**The task**. Give the material once more, word for word, without any images.

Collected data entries
○ ○ ○ ○
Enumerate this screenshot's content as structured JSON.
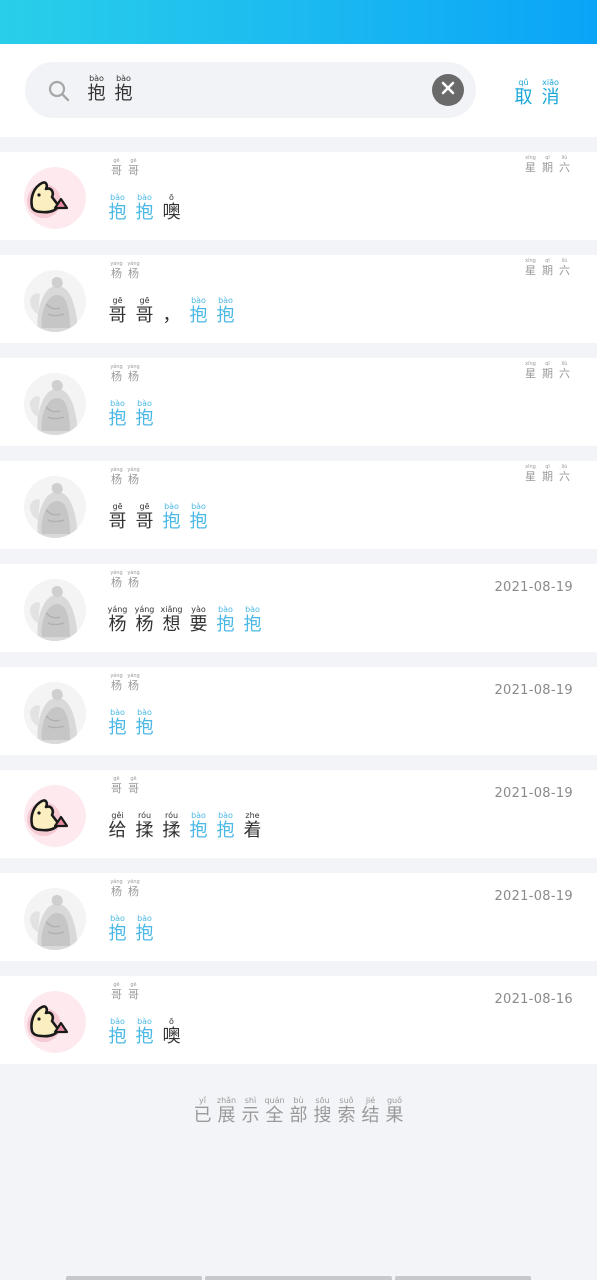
{
  "status_bar": {
    "color": "#1ab8f1"
  },
  "search": {
    "query": [
      {
        "pinyin": "bào",
        "char": "抱"
      },
      {
        "pinyin": "bào",
        "char": "抱"
      }
    ],
    "icon": "search-icon",
    "clear_icon": "close-circle-icon"
  },
  "cancel": [
    {
      "pinyin": "qǔ",
      "char": "取"
    },
    {
      "pinyin": "xiāo",
      "char": "消"
    }
  ],
  "colors": {
    "highlight": "#4bb8e6",
    "cancel": "#1aa7d8",
    "background": "#f3f4f8"
  },
  "results": [
    {
      "avatar": "cartoon",
      "sender": [
        {
          "pinyin": "gē",
          "char": "哥"
        },
        {
          "pinyin": "gē",
          "char": "哥"
        }
      ],
      "time_ruby": [
        {
          "pinyin": "xīng",
          "char": "星"
        },
        {
          "pinyin": "qī",
          "char": "期"
        },
        {
          "pinyin": "liù",
          "char": "六"
        }
      ],
      "time_text": "",
      "message": [
        {
          "pinyin": "bào",
          "char": "抱",
          "hl": true
        },
        {
          "pinyin": "bào",
          "char": "抱",
          "hl": true
        },
        {
          "pinyin": "ō",
          "char": "噢",
          "hl": false
        }
      ]
    },
    {
      "avatar": "photo",
      "sender": [
        {
          "pinyin": "yáng",
          "char": "杨"
        },
        {
          "pinyin": "yáng",
          "char": "杨"
        }
      ],
      "time_ruby": [
        {
          "pinyin": "xīng",
          "char": "星"
        },
        {
          "pinyin": "qī",
          "char": "期"
        },
        {
          "pinyin": "liù",
          "char": "六"
        }
      ],
      "time_text": "",
      "message": [
        {
          "pinyin": "gē",
          "char": "哥",
          "hl": false
        },
        {
          "pinyin": "gē",
          "char": "哥",
          "hl": false
        },
        {
          "pinyin": "",
          "char": "，",
          "hl": false
        },
        {
          "pinyin": "bào",
          "char": "抱",
          "hl": true
        },
        {
          "pinyin": "bào",
          "char": "抱",
          "hl": true
        }
      ]
    },
    {
      "avatar": "photo",
      "sender": [
        {
          "pinyin": "yáng",
          "char": "杨"
        },
        {
          "pinyin": "yáng",
          "char": "杨"
        }
      ],
      "time_ruby": [
        {
          "pinyin": "xīng",
          "char": "星"
        },
        {
          "pinyin": "qī",
          "char": "期"
        },
        {
          "pinyin": "liù",
          "char": "六"
        }
      ],
      "time_text": "",
      "message": [
        {
          "pinyin": "bào",
          "char": "抱",
          "hl": true
        },
        {
          "pinyin": "bào",
          "char": "抱",
          "hl": true
        }
      ]
    },
    {
      "avatar": "photo",
      "sender": [
        {
          "pinyin": "yáng",
          "char": "杨"
        },
        {
          "pinyin": "yáng",
          "char": "杨"
        }
      ],
      "time_ruby": [
        {
          "pinyin": "xīng",
          "char": "星"
        },
        {
          "pinyin": "qī",
          "char": "期"
        },
        {
          "pinyin": "liù",
          "char": "六"
        }
      ],
      "time_text": "",
      "message": [
        {
          "pinyin": "gē",
          "char": "哥",
          "hl": false
        },
        {
          "pinyin": "gē",
          "char": "哥",
          "hl": false
        },
        {
          "pinyin": "bào",
          "char": "抱",
          "hl": true
        },
        {
          "pinyin": "bào",
          "char": "抱",
          "hl": true
        }
      ]
    },
    {
      "avatar": "photo",
      "sender": [
        {
          "pinyin": "yáng",
          "char": "杨"
        },
        {
          "pinyin": "yáng",
          "char": "杨"
        }
      ],
      "time_ruby": [],
      "time_text": "2021-08-19",
      "message": [
        {
          "pinyin": "yáng",
          "char": "杨",
          "hl": false
        },
        {
          "pinyin": "yáng",
          "char": "杨",
          "hl": false
        },
        {
          "pinyin": "xiǎng",
          "char": "想",
          "hl": false
        },
        {
          "pinyin": "yào",
          "char": "要",
          "hl": false
        },
        {
          "pinyin": "bào",
          "char": "抱",
          "hl": true
        },
        {
          "pinyin": "bào",
          "char": "抱",
          "hl": true
        }
      ]
    },
    {
      "avatar": "photo",
      "sender": [
        {
          "pinyin": "yáng",
          "char": "杨"
        },
        {
          "pinyin": "yáng",
          "char": "杨"
        }
      ],
      "time_ruby": [],
      "time_text": "2021-08-19",
      "message": [
        {
          "pinyin": "bào",
          "char": "抱",
          "hl": true
        },
        {
          "pinyin": "bào",
          "char": "抱",
          "hl": true
        }
      ]
    },
    {
      "avatar": "cartoon",
      "sender": [
        {
          "pinyin": "gē",
          "char": "哥"
        },
        {
          "pinyin": "gē",
          "char": "哥"
        }
      ],
      "time_ruby": [],
      "time_text": "2021-08-19",
      "message": [
        {
          "pinyin": "gěi",
          "char": "给",
          "hl": false
        },
        {
          "pinyin": "róu",
          "char": "揉",
          "hl": false
        },
        {
          "pinyin": "róu",
          "char": "揉",
          "hl": false
        },
        {
          "pinyin": "bào",
          "char": "抱",
          "hl": true
        },
        {
          "pinyin": "bào",
          "char": "抱",
          "hl": true
        },
        {
          "pinyin": "zhe",
          "char": "着",
          "hl": false
        }
      ]
    },
    {
      "avatar": "photo",
      "sender": [
        {
          "pinyin": "yáng",
          "char": "杨"
        },
        {
          "pinyin": "yáng",
          "char": "杨"
        }
      ],
      "time_ruby": [],
      "time_text": "2021-08-19",
      "message": [
        {
          "pinyin": "bào",
          "char": "抱",
          "hl": true
        },
        {
          "pinyin": "bào",
          "char": "抱",
          "hl": true
        }
      ]
    },
    {
      "avatar": "cartoon",
      "sender": [
        {
          "pinyin": "gē",
          "char": "哥"
        },
        {
          "pinyin": "gē",
          "char": "哥"
        }
      ],
      "time_ruby": [],
      "time_text": "2021-08-16",
      "message": [
        {
          "pinyin": "bào",
          "char": "抱",
          "hl": true
        },
        {
          "pinyin": "bào",
          "char": "抱",
          "hl": true
        },
        {
          "pinyin": "ō",
          "char": "噢",
          "hl": false
        }
      ]
    }
  ],
  "footer": [
    {
      "pinyin": "yǐ",
      "char": "已"
    },
    {
      "pinyin": "zhǎn",
      "char": "展"
    },
    {
      "pinyin": "shì",
      "char": "示"
    },
    {
      "pinyin": "quán",
      "char": "全"
    },
    {
      "pinyin": "bù",
      "char": "部"
    },
    {
      "pinyin": "sōu",
      "char": "搜"
    },
    {
      "pinyin": "suǒ",
      "char": "索"
    },
    {
      "pinyin": "jié",
      "char": "结"
    },
    {
      "pinyin": "guǒ",
      "char": "果"
    }
  ]
}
○ ○ ○ ○
**Completed task**.
Enumerate this screenshot's content as structured JSON.
{
  "status_bar": {
    "color": "#1ab8f1"
  },
  "search": {
    "query": [
      {
        "pinyin": "bào",
        "char": "抱"
      },
      {
        "pinyin": "bào",
        "char": "抱"
      }
    ],
    "icon": "search-icon",
    "clear_icon": "close-circle-icon"
  },
  "cancel": [
    {
      "pinyin": "qǔ",
      "char": "取"
    },
    {
      "pinyin": "xiāo",
      "char": "消"
    }
  ],
  "colors": {
    "highlight": "#4bb8e6",
    "cancel": "#1aa7d8",
    "background": "#f3f4f8"
  },
  "results": [
    {
      "avatar": "cartoon",
      "sender": [
        {
          "pinyin": "gē",
          "char": "哥"
        },
        {
          "pinyin": "gē",
          "char": "哥"
        }
      ],
      "time_ruby": [
        {
          "pinyin": "xīng",
          "char": "星"
        },
        {
          "pinyin": "qī",
          "char": "期"
        },
        {
          "pinyin": "liù",
          "char": "六"
        }
      ],
      "time_text": "",
      "message": [
        {
          "pinyin": "bào",
          "char": "抱",
          "hl": true
        },
        {
          "pinyin": "bào",
          "char": "抱",
          "hl": true
        },
        {
          "pinyin": "ō",
          "char": "噢",
          "hl": false
        }
      ]
    },
    {
      "avatar": "photo",
      "sender": [
        {
          "pinyin": "yáng",
          "char": "杨"
        },
        {
          "pinyin": "yáng",
          "char": "杨"
        }
      ],
      "time_ruby": [
        {
          "pinyin": "xīng",
          "char": "星"
        },
        {
          "pinyin": "qī",
          "char": "期"
        },
        {
          "pinyin": "liù",
          "char": "六"
        }
      ],
      "time_text": "",
      "message": [
        {
          "pinyin": "gē",
          "char": "哥",
          "hl": false
        },
        {
          "pinyin": "gē",
          "char": "哥",
          "hl": false
        },
        {
          "pinyin": "",
          "char": "，",
          "hl": false
        },
        {
          "pinyin": "bào",
          "char": "抱",
          "hl": true
        },
        {
          "pinyin": "bào",
          "char": "抱",
          "hl": true
        }
      ]
    },
    {
      "avatar": "photo",
      "sender": [
        {
          "pinyin": "yáng",
          "char": "杨"
        },
        {
          "pinyin": "yáng",
          "char": "杨"
        }
      ],
      "time_ruby": [
        {
          "pinyin": "xīng",
          "char": "星"
        },
        {
          "pinyin": "qī",
          "char": "期"
        },
        {
          "pinyin": "liù",
          "char": "六"
        }
      ],
      "time_text": "",
      "message": [
        {
          "pinyin": "bào",
          "char": "抱",
          "hl": true
        },
        {
          "pinyin": "bào",
          "char": "抱",
          "hl": true
        }
      ]
    },
    {
      "avatar": "photo",
      "sender": [
        {
          "pinyin": "yáng",
          "char": "杨"
        },
        {
          "pinyin": "yáng",
          "char": "杨"
        }
      ],
      "time_ruby": [
        {
          "pinyin": "xīng",
          "char": "星"
        },
        {
          "pinyin": "qī",
          "char": "期"
        },
        {
          "pinyin": "liù",
          "char": "六"
        }
      ],
      "time_text": "",
      "message": [
        {
          "pinyin": "gē",
          "char": "哥",
          "hl": false
        },
        {
          "pinyin": "gē",
          "char": "哥",
          "hl": false
        },
        {
          "pinyin": "bào",
          "char": "抱",
          "hl": true
        },
        {
          "pinyin": "bào",
          "char": "抱",
          "hl": true
        }
      ]
    },
    {
      "avatar": "photo",
      "sender": [
        {
          "pinyin": "yáng",
          "char": "杨"
        },
        {
          "pinyin": "yáng",
          "char": "杨"
        }
      ],
      "time_ruby": [],
      "time_text": "2021-08-19",
      "message": [
        {
          "pinyin": "yáng",
          "char": "杨",
          "hl": false
        },
        {
          "pinyin": "yáng",
          "char": "杨",
          "hl": false
        },
        {
          "pinyin": "xiǎng",
          "char": "想",
          "hl": false
        },
        {
          "pinyin": "yào",
          "char": "要",
          "hl": false
        },
        {
          "pinyin": "bào",
          "char": "抱",
          "hl": true
        },
        {
          "pinyin": "bào",
          "char": "抱",
          "hl": true
        }
      ]
    },
    {
      "avatar": "photo",
      "sender": [
        {
          "pinyin": "yáng",
          "char": "杨"
        },
        {
          "pinyin": "yáng",
          "char": "杨"
        }
      ],
      "time_ruby": [],
      "time_text": "2021-08-19",
      "message": [
        {
          "pinyin": "bào",
          "char": "抱",
          "hl": true
        },
        {
          "pinyin": "bào",
          "char": "抱",
          "hl": true
        }
      ]
    },
    {
      "avatar": "cartoon",
      "sender": [
        {
          "pinyin": "gē",
          "char": "哥"
        },
        {
          "pinyin": "gē",
          "char": "哥"
        }
      ],
      "time_ruby": [],
      "time_text": "2021-08-19",
      "message": [
        {
          "pinyin": "gěi",
          "char": "给",
          "hl": false
        },
        {
          "pinyin": "róu",
          "char": "揉",
          "hl": false
        },
        {
          "pinyin": "róu",
          "char": "揉",
          "hl": false
        },
        {
          "pinyin": "bào",
          "char": "抱",
          "hl": true
        },
        {
          "pinyin": "bào",
          "char": "抱",
          "hl": true
        },
        {
          "pinyin": "zhe",
          "char": "着",
          "hl": false
        }
      ]
    },
    {
      "avatar": "photo",
      "sender": [
        {
          "pinyin": "yáng",
          "char": "杨"
        },
        {
          "pinyin": "yáng",
          "char": "杨"
        }
      ],
      "time_ruby": [],
      "time_text": "2021-08-19",
      "message": [
        {
          "pinyin": "bào",
          "char": "抱",
          "hl": true
        },
        {
          "pinyin": "bào",
          "char": "抱",
          "hl": true
        }
      ]
    },
    {
      "avatar": "cartoon",
      "sender": [
        {
          "pinyin": "gē",
          "char": "哥"
        },
        {
          "pinyin": "gē",
          "char": "哥"
        }
      ],
      "time_ruby": [],
      "time_text": "2021-08-16",
      "message": [
        {
          "pinyin": "bào",
          "char": "抱",
          "hl": true
        },
        {
          "pinyin": "bào",
          "char": "抱",
          "hl": true
        },
        {
          "pinyin": "ō",
          "char": "噢",
          "hl": false
        }
      ]
    }
  ],
  "footer": [
    {
      "pinyin": "yǐ",
      "char": "已"
    },
    {
      "pinyin": "zhǎn",
      "char": "展"
    },
    {
      "pinyin": "shì",
      "char": "示"
    },
    {
      "pinyin": "quán",
      "char": "全"
    },
    {
      "pinyin": "bù",
      "char": "部"
    },
    {
      "pinyin": "sōu",
      "char": "搜"
    },
    {
      "pinyin": "suǒ",
      "char": "索"
    },
    {
      "pinyin": "jié",
      "char": "结"
    },
    {
      "pinyin": "guǒ",
      "char": "果"
    }
  ]
}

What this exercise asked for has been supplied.